Exercise instructions: All the data must come back unchanged, except that pictures are left out.

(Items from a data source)
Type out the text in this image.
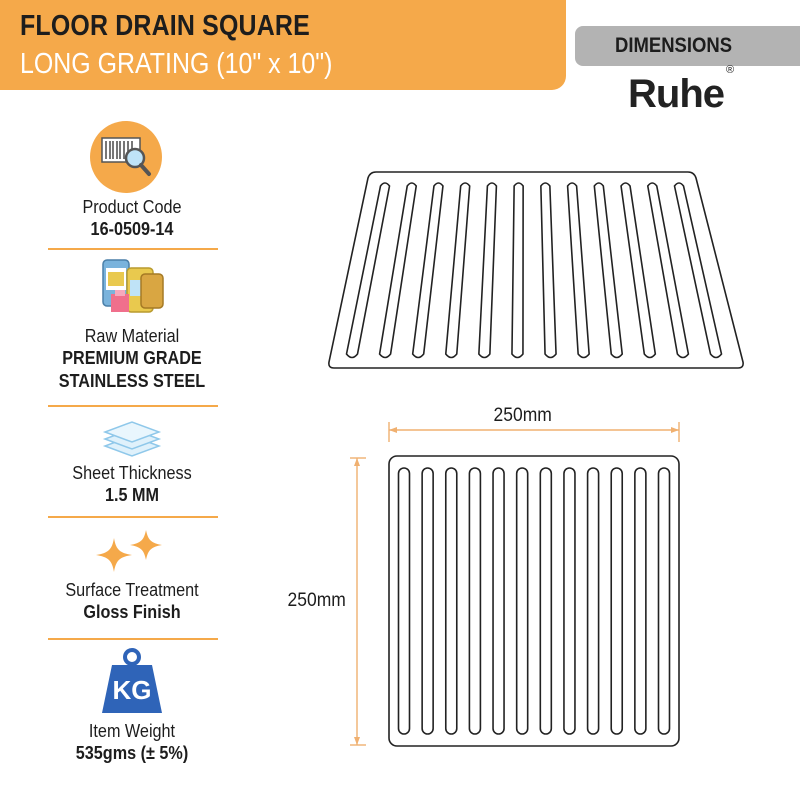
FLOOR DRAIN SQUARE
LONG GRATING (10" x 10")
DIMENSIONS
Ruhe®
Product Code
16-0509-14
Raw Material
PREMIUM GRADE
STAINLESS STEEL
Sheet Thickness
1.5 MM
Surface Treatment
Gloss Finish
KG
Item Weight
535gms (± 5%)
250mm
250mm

Solution to this task:
Type out the text in this image.
FLOOR DRAIN SQUARE
LONG GRATING (10" x 10")
DIMENSIONS
Ruhe®
Product Code
16-0509-14
Raw Material
PREMIUM GRADE
STAINLESS STEEL
Sheet Thickness
1.5 MM
Surface Treatment
Gloss Finish
KG
Item Weight
535gms (± 5%)
250mm
250mm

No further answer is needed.